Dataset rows
== == ==

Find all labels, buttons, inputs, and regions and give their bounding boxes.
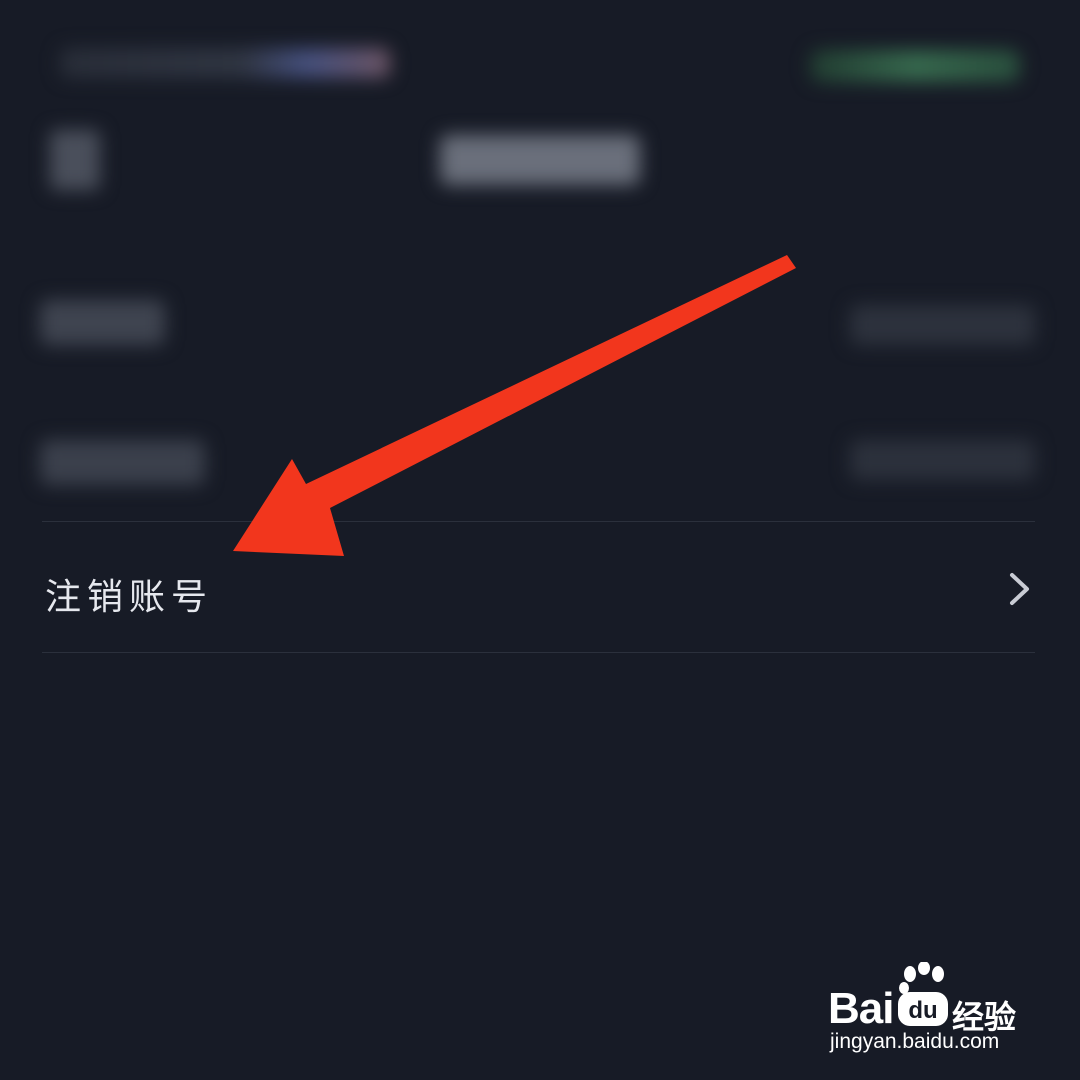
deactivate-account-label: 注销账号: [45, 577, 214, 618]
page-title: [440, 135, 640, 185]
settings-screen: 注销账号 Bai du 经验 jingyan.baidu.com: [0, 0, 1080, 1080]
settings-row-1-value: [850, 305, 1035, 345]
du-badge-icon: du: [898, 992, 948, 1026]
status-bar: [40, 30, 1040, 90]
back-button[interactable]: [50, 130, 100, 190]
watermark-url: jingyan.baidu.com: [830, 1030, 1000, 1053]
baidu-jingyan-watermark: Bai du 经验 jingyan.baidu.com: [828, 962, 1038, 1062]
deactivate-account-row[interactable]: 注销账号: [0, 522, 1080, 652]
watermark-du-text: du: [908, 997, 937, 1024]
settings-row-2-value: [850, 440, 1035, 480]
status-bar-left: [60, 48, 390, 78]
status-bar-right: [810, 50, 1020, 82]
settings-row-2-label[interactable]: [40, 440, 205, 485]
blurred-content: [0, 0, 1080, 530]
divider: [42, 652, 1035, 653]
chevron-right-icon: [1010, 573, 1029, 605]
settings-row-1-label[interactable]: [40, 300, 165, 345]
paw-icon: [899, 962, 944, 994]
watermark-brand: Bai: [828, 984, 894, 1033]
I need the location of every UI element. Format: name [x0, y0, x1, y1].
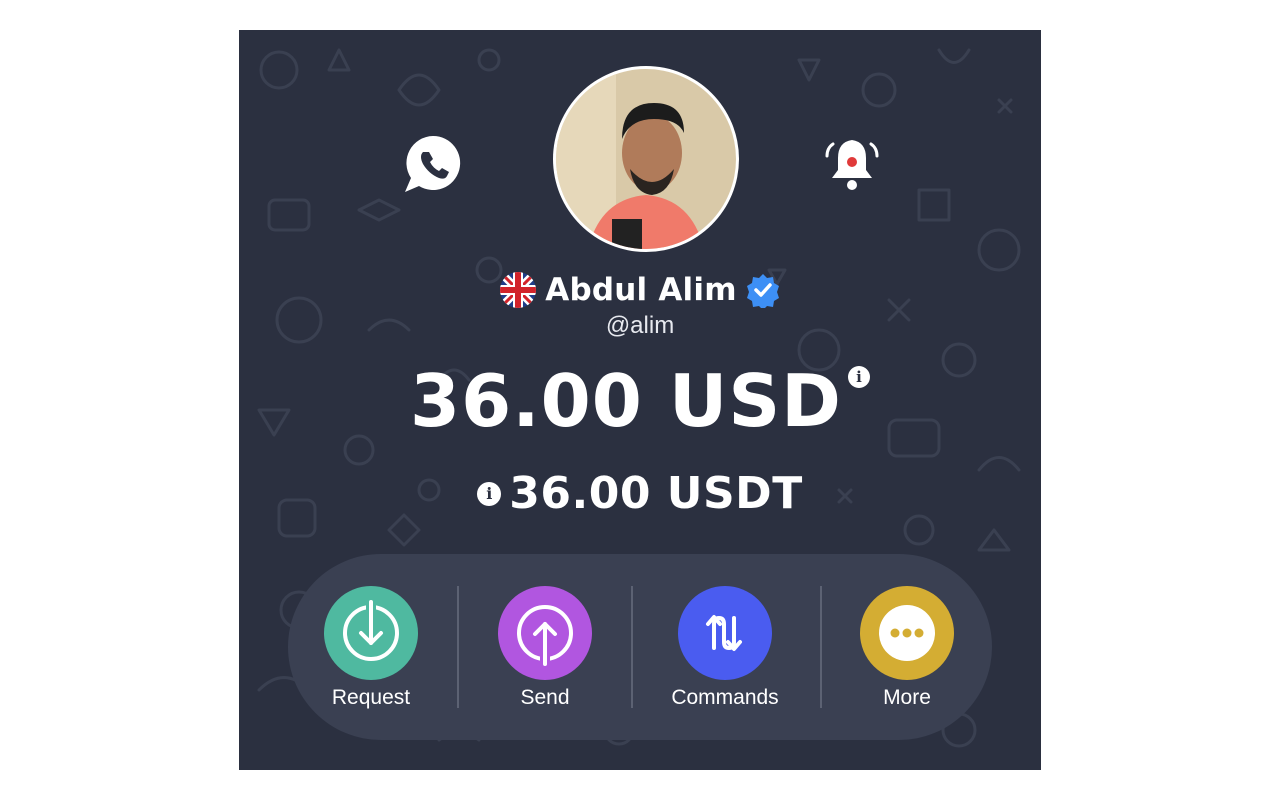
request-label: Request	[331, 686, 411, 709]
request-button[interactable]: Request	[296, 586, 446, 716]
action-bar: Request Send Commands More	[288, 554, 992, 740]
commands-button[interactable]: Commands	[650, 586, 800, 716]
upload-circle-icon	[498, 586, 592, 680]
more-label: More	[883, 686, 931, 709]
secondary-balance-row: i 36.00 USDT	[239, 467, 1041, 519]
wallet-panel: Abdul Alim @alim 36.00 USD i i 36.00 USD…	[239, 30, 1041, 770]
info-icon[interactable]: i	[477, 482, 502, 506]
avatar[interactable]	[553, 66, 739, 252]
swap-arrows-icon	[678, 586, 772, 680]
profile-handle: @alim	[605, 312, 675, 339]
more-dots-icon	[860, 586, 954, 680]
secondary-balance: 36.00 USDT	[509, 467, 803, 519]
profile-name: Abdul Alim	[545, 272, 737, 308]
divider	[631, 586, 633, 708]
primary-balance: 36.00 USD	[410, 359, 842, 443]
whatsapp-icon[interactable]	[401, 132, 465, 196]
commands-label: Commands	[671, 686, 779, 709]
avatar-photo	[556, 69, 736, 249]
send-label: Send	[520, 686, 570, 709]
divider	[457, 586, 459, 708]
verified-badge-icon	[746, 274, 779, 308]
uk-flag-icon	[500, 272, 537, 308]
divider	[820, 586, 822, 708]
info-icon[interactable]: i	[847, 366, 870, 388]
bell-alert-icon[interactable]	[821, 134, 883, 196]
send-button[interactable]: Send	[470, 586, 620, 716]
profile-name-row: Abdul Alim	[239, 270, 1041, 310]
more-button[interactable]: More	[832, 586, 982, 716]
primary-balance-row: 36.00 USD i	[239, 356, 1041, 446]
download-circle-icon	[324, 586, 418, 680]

== == ==

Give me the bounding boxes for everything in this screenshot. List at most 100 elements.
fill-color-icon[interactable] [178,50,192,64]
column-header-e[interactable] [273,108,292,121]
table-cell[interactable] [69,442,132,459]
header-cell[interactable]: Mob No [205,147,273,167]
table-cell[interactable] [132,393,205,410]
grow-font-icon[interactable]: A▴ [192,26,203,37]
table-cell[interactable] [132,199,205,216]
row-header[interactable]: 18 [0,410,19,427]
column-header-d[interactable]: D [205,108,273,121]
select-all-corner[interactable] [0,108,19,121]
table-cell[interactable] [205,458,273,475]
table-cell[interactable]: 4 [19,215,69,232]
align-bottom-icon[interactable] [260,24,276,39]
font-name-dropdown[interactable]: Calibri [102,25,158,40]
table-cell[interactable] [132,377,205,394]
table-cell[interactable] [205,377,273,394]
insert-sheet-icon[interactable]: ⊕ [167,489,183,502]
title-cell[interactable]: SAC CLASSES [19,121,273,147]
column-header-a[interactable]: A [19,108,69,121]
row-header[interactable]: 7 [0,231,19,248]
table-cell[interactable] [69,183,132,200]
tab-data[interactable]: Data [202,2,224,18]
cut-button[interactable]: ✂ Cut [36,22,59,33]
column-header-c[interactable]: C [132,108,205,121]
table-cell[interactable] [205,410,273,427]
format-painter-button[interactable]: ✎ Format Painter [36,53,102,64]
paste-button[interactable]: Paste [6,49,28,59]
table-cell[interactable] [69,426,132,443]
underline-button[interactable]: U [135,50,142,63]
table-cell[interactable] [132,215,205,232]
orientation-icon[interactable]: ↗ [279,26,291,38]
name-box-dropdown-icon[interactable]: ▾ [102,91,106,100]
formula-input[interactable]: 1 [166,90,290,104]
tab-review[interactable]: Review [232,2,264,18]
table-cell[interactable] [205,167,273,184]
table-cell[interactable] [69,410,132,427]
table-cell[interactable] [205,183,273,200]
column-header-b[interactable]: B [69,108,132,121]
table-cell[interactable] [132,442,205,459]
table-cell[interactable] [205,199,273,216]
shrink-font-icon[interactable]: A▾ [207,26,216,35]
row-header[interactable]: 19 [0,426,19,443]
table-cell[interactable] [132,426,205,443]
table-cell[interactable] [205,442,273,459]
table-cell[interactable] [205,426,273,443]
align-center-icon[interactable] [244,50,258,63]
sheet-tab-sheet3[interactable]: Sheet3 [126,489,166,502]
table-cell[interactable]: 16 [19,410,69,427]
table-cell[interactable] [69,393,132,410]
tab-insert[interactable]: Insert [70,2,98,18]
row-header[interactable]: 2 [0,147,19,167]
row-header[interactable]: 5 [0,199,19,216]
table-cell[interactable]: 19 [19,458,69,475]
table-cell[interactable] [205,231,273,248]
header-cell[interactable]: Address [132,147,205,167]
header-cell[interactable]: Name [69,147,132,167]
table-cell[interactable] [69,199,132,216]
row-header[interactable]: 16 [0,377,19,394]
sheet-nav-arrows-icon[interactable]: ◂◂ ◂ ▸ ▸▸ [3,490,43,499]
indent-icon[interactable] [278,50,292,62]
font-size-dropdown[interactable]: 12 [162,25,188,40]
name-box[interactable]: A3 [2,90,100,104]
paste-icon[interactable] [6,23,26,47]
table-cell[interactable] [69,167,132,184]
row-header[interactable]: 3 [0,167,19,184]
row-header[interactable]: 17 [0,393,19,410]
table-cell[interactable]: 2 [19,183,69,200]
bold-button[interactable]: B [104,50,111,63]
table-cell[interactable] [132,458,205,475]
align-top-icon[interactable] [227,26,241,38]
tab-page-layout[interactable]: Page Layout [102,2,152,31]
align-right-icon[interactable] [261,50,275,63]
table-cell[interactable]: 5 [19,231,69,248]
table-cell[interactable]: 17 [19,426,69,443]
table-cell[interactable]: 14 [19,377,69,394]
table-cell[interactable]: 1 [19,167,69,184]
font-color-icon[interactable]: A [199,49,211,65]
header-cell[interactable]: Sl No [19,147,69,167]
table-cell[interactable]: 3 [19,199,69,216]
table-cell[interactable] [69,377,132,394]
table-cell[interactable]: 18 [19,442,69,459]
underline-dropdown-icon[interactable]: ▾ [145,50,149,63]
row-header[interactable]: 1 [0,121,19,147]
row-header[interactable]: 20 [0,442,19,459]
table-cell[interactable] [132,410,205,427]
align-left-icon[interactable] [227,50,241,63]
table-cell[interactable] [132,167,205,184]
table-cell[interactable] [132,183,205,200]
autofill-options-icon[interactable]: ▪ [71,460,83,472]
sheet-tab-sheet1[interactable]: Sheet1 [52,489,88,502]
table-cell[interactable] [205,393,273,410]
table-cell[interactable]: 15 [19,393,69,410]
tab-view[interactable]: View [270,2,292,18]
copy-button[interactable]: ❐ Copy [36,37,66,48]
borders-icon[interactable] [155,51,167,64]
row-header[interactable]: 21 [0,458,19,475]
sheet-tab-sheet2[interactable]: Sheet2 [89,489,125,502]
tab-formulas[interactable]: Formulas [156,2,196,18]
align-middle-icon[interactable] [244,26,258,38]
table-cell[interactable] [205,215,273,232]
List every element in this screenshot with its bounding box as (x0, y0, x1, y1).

== == ==

## Task to complete
Update the entries starting with the line with "deactivate-account-label: 注销账号: [45, 577, 214, 618]" and going on through the line with "watermark-url: jingyan.baidu.com: [830, 1030, 1000, 1053]", replacing "page-title" with "screen-title" and leaving all else unchanged. Return only those lines.

## Answer below
deactivate-account-label: 注销账号: [45, 577, 214, 618]
screen-title: [440, 135, 640, 185]
settings-screen: 注销账号 Bai du 经验 jingyan.baidu.com: [0, 0, 1080, 1080]
settings-row-1-value: [850, 305, 1035, 345]
du-badge-icon: du: [898, 992, 948, 1026]
status-bar: [40, 30, 1040, 90]
back-button[interactable]: [50, 130, 100, 190]
watermark-url: jingyan.baidu.com: [830, 1030, 1000, 1053]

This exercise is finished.